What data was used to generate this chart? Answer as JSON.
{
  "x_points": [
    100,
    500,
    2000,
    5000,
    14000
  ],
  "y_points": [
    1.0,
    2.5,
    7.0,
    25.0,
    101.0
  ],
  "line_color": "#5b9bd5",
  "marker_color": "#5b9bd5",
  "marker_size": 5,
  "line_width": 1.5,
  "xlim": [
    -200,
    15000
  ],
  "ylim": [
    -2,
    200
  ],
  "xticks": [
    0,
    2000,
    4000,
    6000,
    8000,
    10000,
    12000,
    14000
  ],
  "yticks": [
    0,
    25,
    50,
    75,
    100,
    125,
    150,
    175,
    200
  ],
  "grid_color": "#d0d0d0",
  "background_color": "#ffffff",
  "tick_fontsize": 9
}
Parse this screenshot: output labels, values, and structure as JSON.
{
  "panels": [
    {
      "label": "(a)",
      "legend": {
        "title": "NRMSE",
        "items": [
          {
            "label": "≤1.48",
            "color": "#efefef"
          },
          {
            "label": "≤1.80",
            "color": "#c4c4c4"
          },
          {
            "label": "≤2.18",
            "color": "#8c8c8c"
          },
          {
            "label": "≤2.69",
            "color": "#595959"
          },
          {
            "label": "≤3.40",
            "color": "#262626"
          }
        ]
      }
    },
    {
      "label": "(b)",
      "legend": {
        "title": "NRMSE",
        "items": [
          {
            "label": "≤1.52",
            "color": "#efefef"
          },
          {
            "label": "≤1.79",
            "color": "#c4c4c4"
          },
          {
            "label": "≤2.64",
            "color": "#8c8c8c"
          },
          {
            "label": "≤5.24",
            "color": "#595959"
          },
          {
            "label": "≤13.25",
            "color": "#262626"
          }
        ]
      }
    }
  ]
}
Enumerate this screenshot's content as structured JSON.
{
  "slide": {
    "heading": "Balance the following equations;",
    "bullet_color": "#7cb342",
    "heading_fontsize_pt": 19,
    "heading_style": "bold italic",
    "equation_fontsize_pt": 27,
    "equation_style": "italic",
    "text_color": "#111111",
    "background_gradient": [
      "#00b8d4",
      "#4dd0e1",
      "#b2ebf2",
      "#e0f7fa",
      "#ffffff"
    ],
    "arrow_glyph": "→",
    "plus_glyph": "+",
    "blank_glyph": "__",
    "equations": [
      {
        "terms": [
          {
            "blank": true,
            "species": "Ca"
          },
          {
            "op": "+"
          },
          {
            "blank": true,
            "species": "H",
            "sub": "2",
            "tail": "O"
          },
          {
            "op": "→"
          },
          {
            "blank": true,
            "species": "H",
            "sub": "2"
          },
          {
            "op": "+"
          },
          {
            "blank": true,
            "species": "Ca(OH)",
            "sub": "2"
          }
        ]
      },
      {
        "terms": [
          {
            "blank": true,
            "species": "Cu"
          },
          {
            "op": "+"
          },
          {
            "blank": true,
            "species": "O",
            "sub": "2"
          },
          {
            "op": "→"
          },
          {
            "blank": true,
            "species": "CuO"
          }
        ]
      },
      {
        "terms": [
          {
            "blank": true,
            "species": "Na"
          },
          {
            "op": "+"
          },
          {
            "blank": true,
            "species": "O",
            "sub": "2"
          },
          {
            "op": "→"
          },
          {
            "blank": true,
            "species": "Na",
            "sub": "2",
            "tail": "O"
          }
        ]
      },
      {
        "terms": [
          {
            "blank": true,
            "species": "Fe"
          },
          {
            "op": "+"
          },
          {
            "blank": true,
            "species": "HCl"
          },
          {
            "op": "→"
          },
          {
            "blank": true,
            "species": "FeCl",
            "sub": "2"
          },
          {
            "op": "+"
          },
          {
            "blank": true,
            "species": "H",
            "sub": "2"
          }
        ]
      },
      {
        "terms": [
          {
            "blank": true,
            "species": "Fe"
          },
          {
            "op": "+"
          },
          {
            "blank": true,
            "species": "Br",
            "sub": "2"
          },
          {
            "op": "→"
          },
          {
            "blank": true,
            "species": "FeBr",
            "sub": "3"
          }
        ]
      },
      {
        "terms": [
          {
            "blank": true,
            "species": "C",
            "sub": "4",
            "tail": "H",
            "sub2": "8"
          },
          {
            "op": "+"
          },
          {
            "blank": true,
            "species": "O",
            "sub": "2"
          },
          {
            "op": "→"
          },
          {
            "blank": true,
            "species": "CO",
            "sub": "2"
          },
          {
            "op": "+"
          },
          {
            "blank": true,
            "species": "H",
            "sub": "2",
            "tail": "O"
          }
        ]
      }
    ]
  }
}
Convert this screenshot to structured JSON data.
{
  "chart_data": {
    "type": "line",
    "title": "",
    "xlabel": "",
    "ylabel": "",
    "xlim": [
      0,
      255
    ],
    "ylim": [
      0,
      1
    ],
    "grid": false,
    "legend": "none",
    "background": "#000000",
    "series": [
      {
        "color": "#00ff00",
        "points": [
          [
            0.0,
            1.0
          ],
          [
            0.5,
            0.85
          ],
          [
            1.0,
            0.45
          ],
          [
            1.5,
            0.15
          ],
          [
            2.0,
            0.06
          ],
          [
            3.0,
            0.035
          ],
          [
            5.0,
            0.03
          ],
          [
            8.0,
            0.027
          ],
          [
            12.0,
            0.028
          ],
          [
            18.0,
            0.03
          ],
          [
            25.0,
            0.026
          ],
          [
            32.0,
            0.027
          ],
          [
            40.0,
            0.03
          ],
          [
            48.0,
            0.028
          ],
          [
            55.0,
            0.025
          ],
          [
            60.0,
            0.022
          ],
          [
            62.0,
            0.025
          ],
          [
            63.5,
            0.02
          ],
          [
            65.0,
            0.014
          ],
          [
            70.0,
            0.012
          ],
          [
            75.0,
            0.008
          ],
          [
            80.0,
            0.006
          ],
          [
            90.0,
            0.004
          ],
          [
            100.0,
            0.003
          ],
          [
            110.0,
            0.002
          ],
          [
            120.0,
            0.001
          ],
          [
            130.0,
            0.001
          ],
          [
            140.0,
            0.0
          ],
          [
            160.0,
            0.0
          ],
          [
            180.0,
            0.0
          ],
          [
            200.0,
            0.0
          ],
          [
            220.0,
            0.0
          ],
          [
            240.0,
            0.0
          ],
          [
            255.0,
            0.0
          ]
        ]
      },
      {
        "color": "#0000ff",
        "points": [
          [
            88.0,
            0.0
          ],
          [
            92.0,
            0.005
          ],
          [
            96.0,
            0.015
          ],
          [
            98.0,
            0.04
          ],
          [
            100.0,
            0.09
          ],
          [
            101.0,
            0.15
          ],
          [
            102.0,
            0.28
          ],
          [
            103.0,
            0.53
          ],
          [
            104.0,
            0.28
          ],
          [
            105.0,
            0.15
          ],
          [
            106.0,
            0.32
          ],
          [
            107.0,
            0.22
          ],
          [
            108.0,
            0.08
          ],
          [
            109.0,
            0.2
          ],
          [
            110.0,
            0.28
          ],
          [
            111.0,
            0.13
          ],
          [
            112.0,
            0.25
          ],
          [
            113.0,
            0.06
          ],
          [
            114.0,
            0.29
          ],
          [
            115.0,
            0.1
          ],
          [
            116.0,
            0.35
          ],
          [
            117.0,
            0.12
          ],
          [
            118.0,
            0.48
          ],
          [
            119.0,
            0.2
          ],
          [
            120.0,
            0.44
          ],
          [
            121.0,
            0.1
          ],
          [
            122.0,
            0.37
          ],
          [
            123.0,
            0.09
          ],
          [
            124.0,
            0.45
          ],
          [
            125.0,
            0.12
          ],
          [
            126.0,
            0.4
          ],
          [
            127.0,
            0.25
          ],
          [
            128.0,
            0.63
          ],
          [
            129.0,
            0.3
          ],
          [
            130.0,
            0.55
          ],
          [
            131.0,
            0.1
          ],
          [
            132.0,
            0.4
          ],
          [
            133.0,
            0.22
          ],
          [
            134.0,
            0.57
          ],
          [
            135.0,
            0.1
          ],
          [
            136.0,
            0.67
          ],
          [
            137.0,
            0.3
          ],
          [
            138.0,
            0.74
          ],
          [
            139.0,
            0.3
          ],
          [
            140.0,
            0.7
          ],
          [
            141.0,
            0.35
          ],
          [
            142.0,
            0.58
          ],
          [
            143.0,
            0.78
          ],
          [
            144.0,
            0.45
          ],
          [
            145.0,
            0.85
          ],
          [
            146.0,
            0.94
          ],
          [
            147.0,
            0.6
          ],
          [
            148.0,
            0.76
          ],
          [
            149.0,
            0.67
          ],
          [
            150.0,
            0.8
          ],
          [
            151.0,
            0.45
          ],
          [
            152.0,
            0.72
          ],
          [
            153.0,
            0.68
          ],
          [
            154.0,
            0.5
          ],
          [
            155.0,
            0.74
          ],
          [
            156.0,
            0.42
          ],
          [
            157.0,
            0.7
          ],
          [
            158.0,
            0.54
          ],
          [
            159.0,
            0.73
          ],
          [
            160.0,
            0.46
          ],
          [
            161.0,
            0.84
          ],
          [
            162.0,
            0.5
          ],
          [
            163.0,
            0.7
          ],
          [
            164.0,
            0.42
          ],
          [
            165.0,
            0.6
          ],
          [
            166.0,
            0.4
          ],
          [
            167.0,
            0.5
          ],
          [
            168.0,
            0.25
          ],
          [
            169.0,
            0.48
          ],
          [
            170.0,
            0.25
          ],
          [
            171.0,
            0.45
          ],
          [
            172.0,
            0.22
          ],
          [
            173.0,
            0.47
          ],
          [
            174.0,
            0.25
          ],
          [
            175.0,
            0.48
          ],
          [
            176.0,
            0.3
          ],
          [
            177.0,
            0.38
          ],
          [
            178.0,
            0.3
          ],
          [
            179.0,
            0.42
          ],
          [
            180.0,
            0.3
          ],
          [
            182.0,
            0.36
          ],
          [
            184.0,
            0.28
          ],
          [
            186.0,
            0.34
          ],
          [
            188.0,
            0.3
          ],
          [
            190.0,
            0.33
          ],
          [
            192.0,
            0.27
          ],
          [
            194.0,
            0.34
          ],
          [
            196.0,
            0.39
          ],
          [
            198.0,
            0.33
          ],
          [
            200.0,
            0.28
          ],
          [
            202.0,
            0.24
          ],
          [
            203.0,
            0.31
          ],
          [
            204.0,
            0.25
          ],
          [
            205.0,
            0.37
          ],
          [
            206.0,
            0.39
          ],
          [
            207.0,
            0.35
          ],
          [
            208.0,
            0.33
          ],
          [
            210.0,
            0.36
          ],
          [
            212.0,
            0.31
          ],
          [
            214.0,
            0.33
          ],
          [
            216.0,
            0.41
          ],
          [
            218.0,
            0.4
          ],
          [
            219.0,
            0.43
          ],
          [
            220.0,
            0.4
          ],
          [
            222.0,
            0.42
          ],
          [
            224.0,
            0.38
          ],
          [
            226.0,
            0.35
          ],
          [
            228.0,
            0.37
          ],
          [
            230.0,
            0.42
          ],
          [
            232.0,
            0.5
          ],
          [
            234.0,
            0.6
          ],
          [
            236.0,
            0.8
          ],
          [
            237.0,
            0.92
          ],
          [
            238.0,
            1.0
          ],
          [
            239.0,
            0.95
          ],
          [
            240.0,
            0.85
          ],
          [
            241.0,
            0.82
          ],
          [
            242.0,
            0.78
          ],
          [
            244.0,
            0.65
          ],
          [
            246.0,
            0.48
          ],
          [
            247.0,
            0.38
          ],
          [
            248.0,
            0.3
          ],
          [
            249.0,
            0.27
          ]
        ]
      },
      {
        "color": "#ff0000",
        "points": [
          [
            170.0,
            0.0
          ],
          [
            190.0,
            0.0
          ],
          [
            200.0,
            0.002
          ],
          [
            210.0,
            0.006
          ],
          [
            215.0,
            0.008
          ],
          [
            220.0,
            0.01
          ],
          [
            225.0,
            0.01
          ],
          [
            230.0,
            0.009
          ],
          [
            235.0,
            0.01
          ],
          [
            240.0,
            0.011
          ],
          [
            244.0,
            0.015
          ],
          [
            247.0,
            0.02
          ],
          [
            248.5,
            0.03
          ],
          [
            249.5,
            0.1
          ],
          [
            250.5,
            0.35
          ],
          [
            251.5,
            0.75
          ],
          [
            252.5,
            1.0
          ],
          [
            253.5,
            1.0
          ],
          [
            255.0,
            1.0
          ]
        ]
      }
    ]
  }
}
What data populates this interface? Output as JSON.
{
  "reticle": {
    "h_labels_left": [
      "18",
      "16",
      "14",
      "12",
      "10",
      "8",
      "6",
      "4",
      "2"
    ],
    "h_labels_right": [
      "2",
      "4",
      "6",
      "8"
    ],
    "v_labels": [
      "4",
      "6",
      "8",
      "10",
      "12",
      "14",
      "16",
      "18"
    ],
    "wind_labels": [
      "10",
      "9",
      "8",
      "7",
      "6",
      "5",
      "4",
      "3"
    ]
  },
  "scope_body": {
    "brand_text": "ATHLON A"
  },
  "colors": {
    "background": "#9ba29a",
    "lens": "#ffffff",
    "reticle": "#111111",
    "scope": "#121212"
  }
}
****
» Short task: Quote every line from the line containing "What data populates" through the closing line of the listing, including both.

» Output for this exercise:
What data populates this interface? Output as JSON.
{
  "reticle": {
    "h_labels_left": [
      "18",
      "16",
      "14",
      "12",
      "10",
      "8",
      "6",
      "4",
      "2"
    ],
    "h_labels_right": [
      "2",
      "4",
      "6",
      "8"
    ],
    "v_labels": [
      "4",
      "6",
      "8",
      "10",
      "12",
      "14",
      "16",
      "18"
    ],
    "wind_labels": [
      "10",
      "9",
      "8",
      "7",
      "6",
      "5",
      "4",
      "3"
    ]
  },
  "scope_body": {
    "brand_text": "ATHLON A"
  },
  "colors": {
    "background": "#9ba29a",
    "lens": "#ffffff",
    "reticle": "#111111",
    "scope": "#121212"
  }
}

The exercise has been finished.